[COP28] The final draft has been approved: Amid applause and criticism, fossil fuels in the text for the first time


At the 28th Conference of the Parties (COP28) to the United Nations Framework Convention on Climate Change in Dubai, United Arab Emirates, a draft agreement calling for a gradual transition from fossil fuels was approved after long negotiations.

The final text avoids the words ‘phase out’ and ‘phase down’, which have been the source of much debate among countries, and instead refers to the need for a ‘transition’ from fossil fuels.

Sultan Al-Jaber, President of COP28, said the agreement offers a “comprehensive response” to climate change and represents “a robust action plan to keep 1.5 degrees achievable.” “A balanced plan to address emissions is built on common ground and strengthened by full inclusivity,” Al Japer said, adding, “This is a historic package to accelerate climate action. This is the UAE consensus,” he said, adding that he was “proud” of the targets set.

COP28 President Al Jaber and UN Climate Change Secretary Simon Stiell congratulated each other with an embrace after the declaration of the draft.

What is in the text?

The Global Stocktake decision text, which has been amended many times, calls on countries to phase out the use of fossil fuels in their energy systems, as demanded by many participants, and recognizes that deep, rapid and sustained reductions are needed to limit temperature increases to 1.5C. However, it does not include an explicit commitment to phase out or phase down fossil fuels, as many countries, climate organizations and scientists have been calling for.

Instead, it calls for “a fair, orderly and equitable transition away from fossil fuels in energy systems and accelerated action in this critical decade to achieve net zero by 2050 in line with science.”

The agreement also calls for tripling global renewable energy capacity by 2030 and stepping up efforts to reduce coal power plants. It also calls for the development of a list of “zero and low emission technologies” such as “renewable energy, nuclear power, low-carbon hydrogen production, including mitigation and elimination technologies such as carbon capture, utilization and storage, especially in hard-to-reduce sectors and low-emission sectors.

→ Stored rows
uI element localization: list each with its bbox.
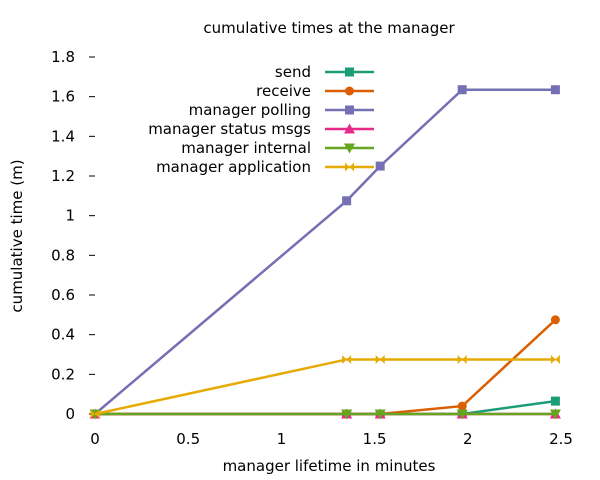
y-tick-label: 1.6 [51, 88, 75, 106]
x-ticks: 0 0.5 1 1.5 2 2.5 [90, 430, 573, 448]
data-point [456, 409, 468, 420]
data-point [90, 409, 100, 419]
legend-item: send [275, 63, 374, 81]
data-point [375, 354, 385, 364]
y-tick-label: 1 [65, 207, 75, 225]
legend-label: manager polling [189, 101, 311, 119]
legend-swatch-marker [344, 123, 355, 134]
x-tick-label: 1.5 [363, 430, 387, 448]
x-tick-label: 0 [90, 430, 100, 448]
data-point [550, 396, 560, 406]
data-point [342, 354, 352, 364]
legend-swatch-marker [345, 86, 354, 96]
data-point [550, 315, 560, 325]
data-point [457, 85, 467, 95]
series-line [94, 358, 556, 416]
legend-swatch-marker [345, 67, 354, 77]
y-tick-label: 1.4 [51, 127, 75, 145]
x-tick-label: 1 [277, 430, 287, 448]
x-tick-label: 2 [463, 430, 473, 448]
x-tick-label: 0.5 [176, 430, 200, 448]
x-tick-label: 2.5 [549, 430, 573, 448]
data-point [375, 161, 385, 171]
data-point [549, 409, 561, 420]
legend-swatch-marker [345, 105, 354, 115]
y-tick-label: 1.8 [51, 48, 75, 66]
y-tick-label: 0 [65, 405, 75, 423]
legend-item: manager internal [181, 139, 374, 157]
data-point [550, 354, 560, 364]
legend-item: receive [256, 82, 374, 100]
chart-title: cumulative times at the manager [203, 19, 455, 37]
legend-swatch-marker [344, 143, 355, 154]
series-receive [90, 315, 560, 419]
series-layer [89, 85, 561, 420]
y-tick-label: 0.8 [51, 246, 75, 264]
data-point [342, 196, 352, 206]
series-line [95, 399, 556, 416]
data-point [374, 409, 386, 420]
legend-item: manager status msgs [148, 120, 374, 138]
x-axis-label: manager lifetime in minutes [223, 457, 436, 475]
legend-label: manager application [156, 158, 311, 176]
legend-label: send [275, 63, 311, 81]
y-ticks: 0 0.2 0.4 0.6 0.8 1 1.2 1.4 1.6 1.8 [51, 48, 95, 423]
legend-swatch-marker [345, 162, 354, 172]
legend-label: manager internal [181, 139, 311, 157]
y-tick-label: 0.6 [51, 286, 75, 304]
data-point [457, 401, 467, 411]
y-axis-label: cumulative time (m) [8, 159, 26, 312]
series-manager-application [90, 354, 560, 419]
y-tick-label: 1.2 [51, 167, 75, 185]
legend-item: manager application [156, 158, 374, 176]
legend-label: manager status msgs [148, 120, 311, 138]
legend-item: manager polling [189, 101, 374, 119]
data-point [550, 85, 560, 95]
data-point [341, 409, 353, 420]
y-tick-label: 0.2 [51, 365, 75, 383]
data-point [457, 354, 467, 364]
legend-label: receive [256, 82, 311, 100]
y-tick-label: 0.4 [51, 326, 75, 344]
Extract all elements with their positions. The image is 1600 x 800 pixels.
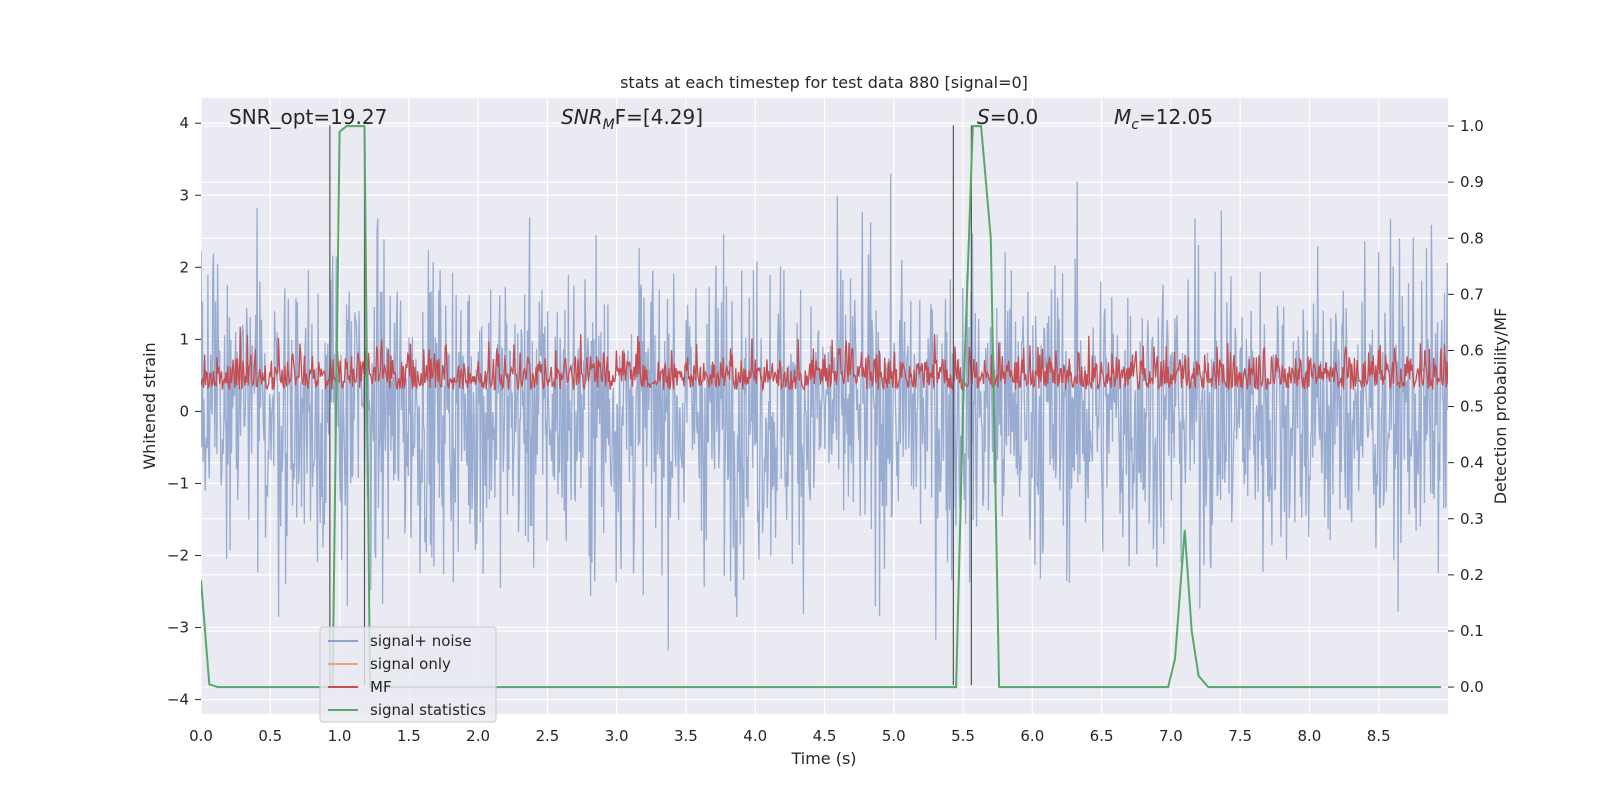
y2-tick-label: 0.6: [1460, 341, 1484, 359]
x-tick-label: 2.0: [466, 727, 490, 745]
legend-label-signal-only: signal only: [370, 655, 451, 673]
y2-tick-label: 0.4: [1460, 454, 1484, 472]
legend: signal+ noise signal only MF signal stat…: [319, 626, 497, 723]
y2-tick-label: 0.1: [1460, 622, 1484, 640]
x-tick-label: 3.0: [605, 727, 629, 745]
y-tick-label: 4: [179, 114, 189, 132]
annotation-snr-opt: SNR_opt=19.27: [229, 105, 387, 129]
chart-title: stats at each timestep for test data 880…: [620, 73, 1028, 92]
x-tick-label: 3.5: [674, 727, 698, 745]
y-axis-label: Whitened strain: [140, 342, 159, 469]
mf-line: [201, 326, 1448, 392]
y2-tick-label: 0.8: [1460, 229, 1484, 247]
y-tick-label: 2: [179, 258, 189, 276]
x-tick-label: 7.5: [1228, 727, 1252, 745]
y-tick-label: −3: [167, 619, 189, 637]
x-tick-label: 6.0: [1020, 727, 1044, 745]
x-axis-label: Time (s): [790, 749, 856, 768]
legend-box: [319, 626, 497, 723]
legend-label-signal-statistics: signal statistics: [370, 701, 486, 719]
legend-label-signal-noise: signal+ noise: [370, 632, 472, 650]
y2-tick-label: 1.0: [1460, 117, 1484, 135]
y-tick-label: 3: [179, 186, 189, 204]
x-tick-label: 1.5: [397, 727, 421, 745]
y-tick-label: −2: [167, 546, 189, 564]
x-tick-label: 7.0: [1159, 727, 1183, 745]
annotation-mc: Mc=12.05: [1114, 105, 1213, 133]
x-tick-label: 4.0: [743, 727, 767, 745]
y2-tick-label: 0.5: [1460, 398, 1484, 416]
x-tick-label: 5.5: [951, 727, 975, 745]
x-tick-label: 1.0: [328, 727, 352, 745]
annotation-snr-mf: SNRMF=[4.29]: [561, 105, 703, 133]
axis-ticks: 0.0 0.5 1.0 1.5 2.0 2.5 3.0 3.5 4.0 4.5 5.0 5.5 6.0 6…: [167, 114, 1484, 745]
y-tick-label: 1: [179, 330, 189, 348]
x-tick-label: 8.0: [1298, 727, 1322, 745]
x-tick-label: 5.0: [882, 727, 906, 745]
x-tick-label: 4.5: [813, 727, 837, 745]
x-tick-label: 2.5: [535, 727, 559, 745]
y-tick-label: −4: [167, 691, 189, 709]
x-tick-label: 0.5: [258, 727, 282, 745]
y2-axis-label: Detection probability/MF: [1491, 308, 1510, 505]
legend-label-mf: MF: [370, 678, 392, 696]
mf-series: [201, 326, 1448, 392]
y2-tick-label: 0.0: [1460, 678, 1484, 696]
x-tick-label: 6.5: [1090, 727, 1114, 745]
x-tick-label: 8.5: [1367, 727, 1391, 745]
y2-tick-label: 0.7: [1460, 285, 1484, 303]
vertical-markers: [329, 125, 972, 686]
y-tick-label: −1: [167, 474, 189, 492]
y2-tick-label: 0.9: [1460, 173, 1484, 191]
y2-tick-label: 0.3: [1460, 510, 1484, 528]
x-tick-label: 0.0: [189, 727, 213, 745]
annotation-s: S=0.0: [977, 105, 1038, 129]
y2-tick-label: 0.2: [1460, 566, 1484, 584]
y-tick-label: 0: [179, 402, 189, 420]
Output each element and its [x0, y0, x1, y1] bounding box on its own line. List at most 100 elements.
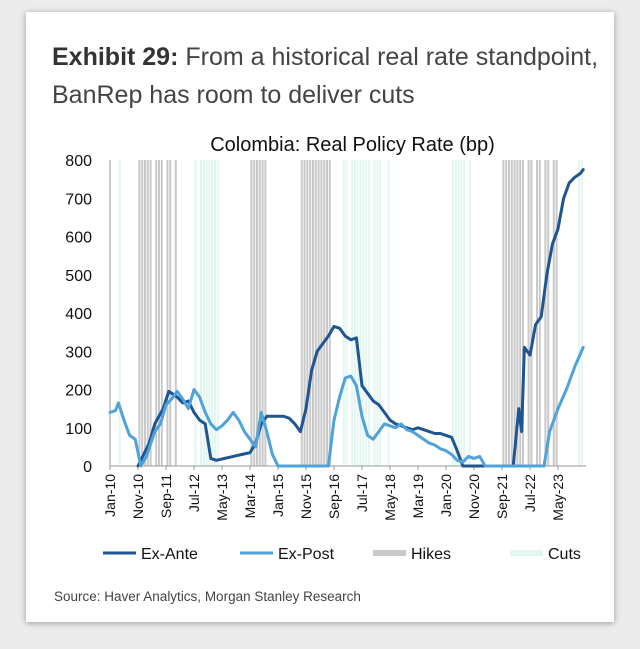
hikes-band [328, 160, 331, 466]
hikes-band [536, 160, 538, 466]
hikes-band [261, 160, 264, 466]
cuts-band [359, 160, 362, 466]
hikes-band [174, 160, 177, 466]
exhibit-label: Exhibit 29: [52, 43, 179, 71]
hikes-band [530, 160, 533, 466]
hikes-band [314, 160, 317, 466]
cuts-band [452, 160, 454, 466]
hikes-band [502, 160, 505, 466]
hikes-band [166, 160, 169, 466]
cuts-band [454, 160, 457, 466]
hikes-band [527, 160, 530, 466]
cuts-band [580, 160, 583, 466]
series-line-ex-post [108, 345, 585, 468]
hikes-band [555, 160, 558, 466]
y-tick-label: 300 [65, 344, 92, 361]
x-tick-label: Jan-20 [438, 474, 454, 517]
hikes-band [138, 160, 141, 466]
legend-label-cuts: Cuts [548, 546, 581, 563]
cuts-band [345, 160, 348, 466]
cuts-band [208, 160, 211, 466]
y-tick-label: 500 [65, 268, 92, 285]
hikes-band [160, 160, 163, 466]
x-tick-label: Sep-11 [158, 474, 174, 518]
y-tick-label: 700 [65, 191, 92, 208]
hikes-band [256, 160, 258, 466]
exhibit-card [26, 12, 614, 622]
x-tick-label: Nov-15 [298, 474, 314, 519]
x-tick-label: Jan-15 [270, 474, 286, 517]
series-line-ex-ante [136, 168, 585, 468]
y-tick-label: 400 [65, 306, 92, 323]
source-note: Source: Haver Analytics, Morgan Stanley … [54, 589, 361, 604]
cuts-band [457, 160, 460, 466]
hikes-band [258, 160, 261, 466]
y-tick-label: 100 [65, 421, 92, 438]
hikes-band [309, 160, 312, 466]
cuts-band [202, 160, 205, 466]
series-layer [108, 168, 585, 468]
x-tick-label: Sep-21 [494, 474, 510, 519]
hikes-band [326, 160, 328, 466]
hikes-band [513, 160, 516, 466]
exhibit-title: From a historical real rate standpoint, … [52, 43, 599, 109]
hikes-band [169, 160, 172, 466]
x-tick-label: Mar-14 [242, 474, 258, 519]
cuts-band [373, 160, 376, 466]
hikes-band [253, 160, 256, 466]
cuts-band [356, 160, 359, 466]
chart-title: Colombia: Real Policy Rate (bp) [210, 134, 495, 156]
cuts-band [379, 160, 382, 466]
y-tick-label: 0 [83, 459, 92, 476]
hikes-band [300, 160, 303, 466]
x-tick-label: Jan-10 [102, 474, 118, 517]
hikes-band [516, 160, 519, 466]
cuts-band [463, 160, 466, 466]
hikes-band [522, 160, 524, 466]
legend-label-ex-ante: Ex-Ante [141, 546, 198, 563]
x-tick-label: May-13 [214, 474, 230, 521]
x-tick-label: Nov-20 [466, 474, 482, 519]
hikes-band [312, 160, 314, 466]
legend-label-hikes: Hikes [411, 546, 451, 563]
x-tick-label: May-23 [550, 474, 566, 521]
hikes-band [505, 160, 508, 466]
hikes-band [323, 160, 326, 466]
hikes-band [250, 160, 253, 466]
hikes-band [544, 160, 547, 466]
cuts-band [351, 160, 354, 466]
cuts-band [211, 160, 214, 466]
cuts-band [376, 160, 379, 466]
hikes-band [552, 160, 555, 466]
exhibit-heading: Exhibit 29: From a historical real rate … [52, 38, 612, 114]
cuts-band [342, 160, 345, 466]
cuts-band [468, 160, 471, 466]
x-tick-label: Jul-12 [186, 474, 202, 512]
legend-label-ex-post: Ex-Post [278, 546, 335, 563]
hikes-band [508, 160, 510, 466]
hikes-band [320, 160, 323, 466]
x-tick-label: Sep-16 [326, 474, 342, 519]
x-tick-label: Mar-19 [410, 474, 426, 519]
hikes-band [144, 160, 146, 466]
hikes-band [146, 160, 149, 466]
cuts-band [205, 160, 208, 466]
cuts-band [118, 160, 121, 466]
cuts-band [578, 160, 580, 466]
hikes-band [155, 160, 158, 466]
cuts-band [368, 160, 370, 466]
hikes-band [538, 160, 541, 466]
hikes-band [317, 160, 320, 466]
hikes-band [519, 160, 522, 466]
x-tick-label: Nov-10 [130, 474, 146, 519]
hikes-band [264, 160, 267, 466]
x-tick-label: Jul-17 [354, 474, 370, 512]
cuts-band [387, 160, 390, 466]
hikes-band [547, 160, 550, 466]
hikes-band [158, 160, 160, 466]
chart-legend: Ex-Ante Ex-Post Hikes Cuts [103, 546, 581, 563]
cuts-band [362, 160, 365, 466]
y-tick-label: 800 [65, 153, 92, 170]
y-tick-label: 600 [65, 230, 92, 247]
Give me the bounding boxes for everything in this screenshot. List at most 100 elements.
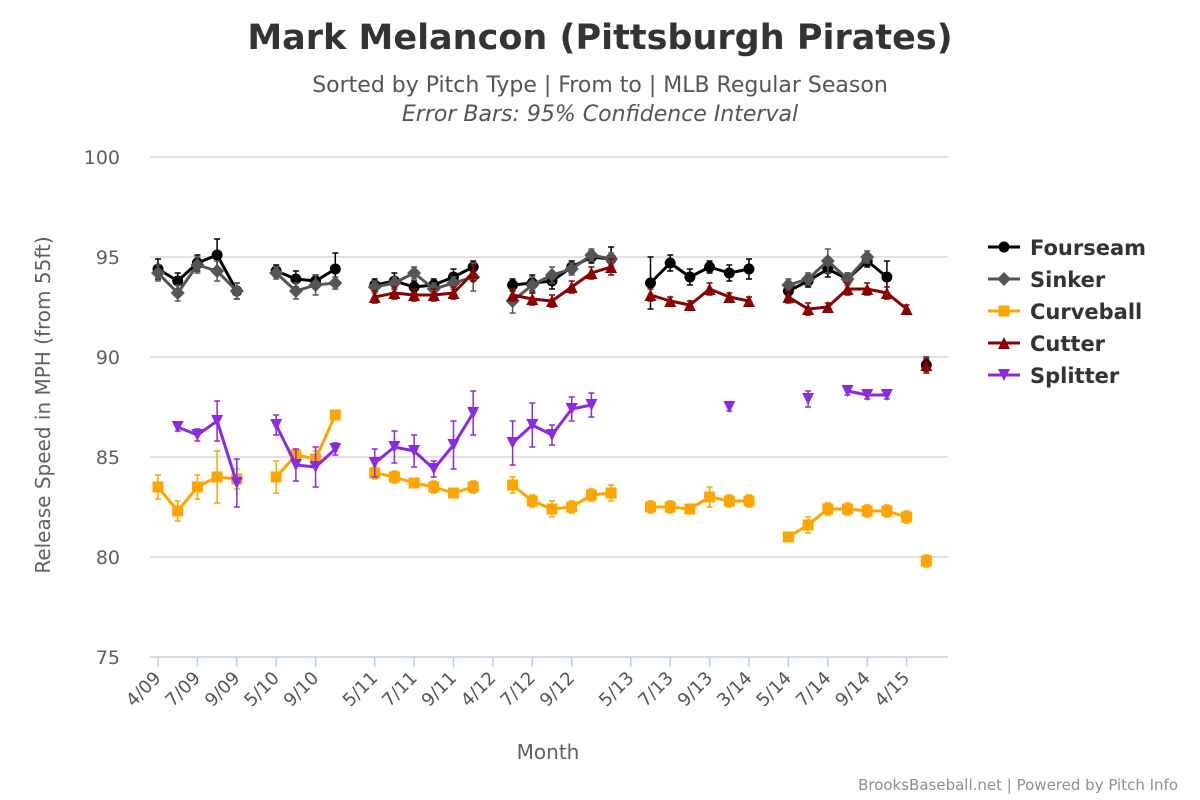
data-point-splitter [861, 389, 874, 401]
data-point-curveball [546, 503, 558, 515]
data-point-curveball [782, 531, 794, 543]
x-tick-label: 5/10 [240, 668, 283, 711]
data-point-curveball [901, 511, 913, 523]
data-point-cutter [506, 289, 519, 301]
data-point-sinker [584, 248, 599, 262]
data-point-cutter [664, 295, 677, 307]
data-point-splitter [546, 429, 558, 441]
chart-title: Mark Melancon (Pittsburgh Pirates) [247, 18, 952, 58]
data-point-fourseam [881, 271, 893, 283]
data-point-fourseam [645, 277, 656, 289]
x-tick-label: 7/09 [162, 668, 205, 711]
data-point-curveball [270, 471, 282, 483]
series-splitter [171, 385, 893, 508]
x-tick-label: 4/15 [871, 668, 914, 711]
data-point-cutter [841, 283, 854, 295]
data-point-fourseam [664, 257, 676, 269]
data-point-sinker [407, 266, 422, 280]
data-point-splitter [841, 385, 854, 397]
data-point-splitter [723, 401, 736, 413]
data-point-cutter [802, 303, 815, 315]
data-point-cutter [644, 289, 657, 301]
data-point-splitter [526, 419, 539, 431]
data-point-sinker [328, 276, 343, 290]
data-point-fourseam [507, 279, 519, 291]
data-point-fourseam [704, 261, 716, 273]
data-point-curveball [152, 481, 164, 493]
data-point-splitter [211, 415, 224, 427]
data-point-splitter [230, 477, 243, 489]
data-point-cutter [880, 287, 893, 299]
series-line-splitter [177, 419, 239, 484]
x-tick-label: 9/10 [280, 668, 323, 711]
x-tick-label: 5/13 [595, 668, 638, 711]
data-point-curveball [743, 495, 755, 507]
data-point-sinker [367, 280, 382, 294]
data-point-curveball [723, 495, 735, 507]
legend-label-splitter: Splitter [1030, 364, 1120, 388]
data-point-fourseam [329, 263, 341, 275]
series-line-fourseam [787, 259, 888, 293]
data-point-cutter [900, 303, 913, 315]
data-point-splitter [289, 459, 302, 471]
data-point-sinker [820, 254, 835, 268]
data-point-cutter [427, 289, 440, 301]
data-point-sinker [308, 278, 323, 292]
data-point-cutter [920, 359, 933, 371]
legend: Fourseam Sinker Curveball Cutter Splitter [988, 236, 1146, 388]
data-point-splitter [270, 419, 283, 431]
x-tick-label: 9/11 [418, 668, 461, 711]
data-point-curveball [191, 481, 203, 493]
data-point-sinker [170, 286, 185, 300]
y-tick-label: 75 [96, 647, 120, 669]
data-point-cutter [408, 289, 421, 301]
data-point-curveball [664, 501, 676, 513]
x-axis-label: Month [517, 740, 580, 764]
data-point-fourseam [743, 263, 755, 275]
data-point-cutter [388, 287, 401, 299]
x-tick-label: 7/14 [792, 668, 835, 711]
x-tick-label: 5/14 [753, 668, 796, 711]
data-point-curveball [704, 491, 716, 503]
data-point-sinker [545, 268, 559, 282]
series-line-sinker [275, 271, 336, 293]
data-point-cutter [585, 267, 598, 279]
series-fourseam [152, 238, 932, 372]
x-tick-label: 9/14 [831, 668, 874, 711]
data-point-fourseam [290, 273, 302, 285]
legend-marker-curveball [998, 305, 1010, 317]
data-point-curveball [802, 519, 814, 531]
data-point-splitter [585, 399, 598, 411]
data-point-splitter [467, 407, 480, 419]
data-point-sinker [564, 262, 579, 276]
data-point-splitter [880, 389, 893, 401]
data-point-cutter [743, 295, 755, 307]
y-tick-label: 90 [96, 347, 120, 369]
data-point-splitter [447, 439, 460, 451]
data-point-curveball [329, 409, 341, 421]
data-point-splitter [388, 441, 401, 453]
legend-label-fourseam: Fourseam [1030, 236, 1146, 260]
y-tick-label: 85 [96, 447, 120, 469]
x-tick-label: 3/14 [713, 668, 756, 711]
data-point-curveball [448, 487, 459, 499]
data-point-cutter [861, 283, 874, 295]
series-line-cutter [512, 265, 612, 303]
x-tick-label: 4/09 [122, 668, 165, 711]
data-point-curveball [822, 503, 834, 515]
data-point-curveball [842, 503, 853, 515]
data-point-curveball [585, 489, 597, 501]
chart-subtitle: Sorted by Pitch Type | From to | MLB Reg… [312, 73, 888, 98]
data-point-curveball [507, 479, 519, 491]
legend-marker-cutter [998, 337, 1010, 349]
data-point-splitter [565, 403, 578, 415]
x-tick-label: 4/12 [457, 668, 500, 711]
x-tick-label: 9/09 [201, 668, 244, 711]
x-tick-label: 9/13 [674, 668, 717, 711]
data-point-cutter [703, 283, 716, 295]
grid-lines [150, 156, 948, 558]
data-point-curveball [881, 505, 893, 517]
y-axis-ticks: 75 80 85 90 95 100 [84, 147, 120, 669]
data-point-sinker [525, 278, 540, 292]
chart-subtitle-error-bars: Error Bars: 95% Confidence Interval [402, 102, 798, 127]
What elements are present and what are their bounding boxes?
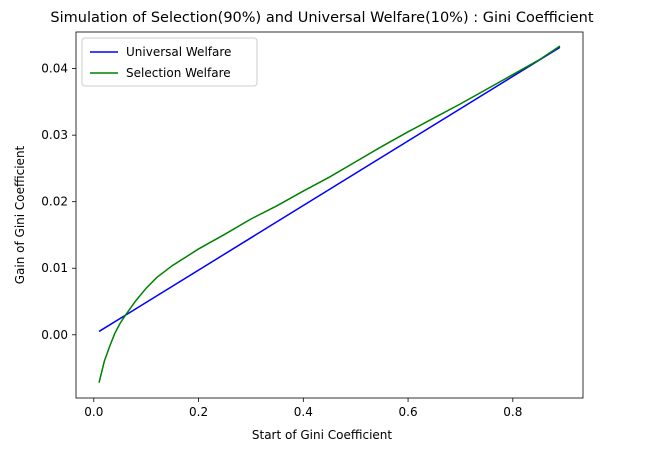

→ Task requirements
(a) Decide whether each statement agrees with the COP28 article, and answer yes or no for each, quoting the words of the article that settle it. (i) The agreement calls for tripling global renewable energy capacity by 2030. (ii) The agreement sets 2040 as the target year for net zero. (iii) The conference took place in Dubai.
(b) Reproduce everything in the COP28 article from "COP28 President Al" down to "in the text?".

→ Expected responses
(a)
(i) Yes: "The agreement also calls for tripling global renewable energy capacity by 2030"
(ii) No: "to achieve net zero by 2050 in line with science."
(iii) Yes: "in Dubai, United Arab Emirates"

(b)
COP28 President Al Jaber and UN Climate Change Secretary Simon Stiell congratulated each other with an embrace after the declaration of the draft.

What is in the text?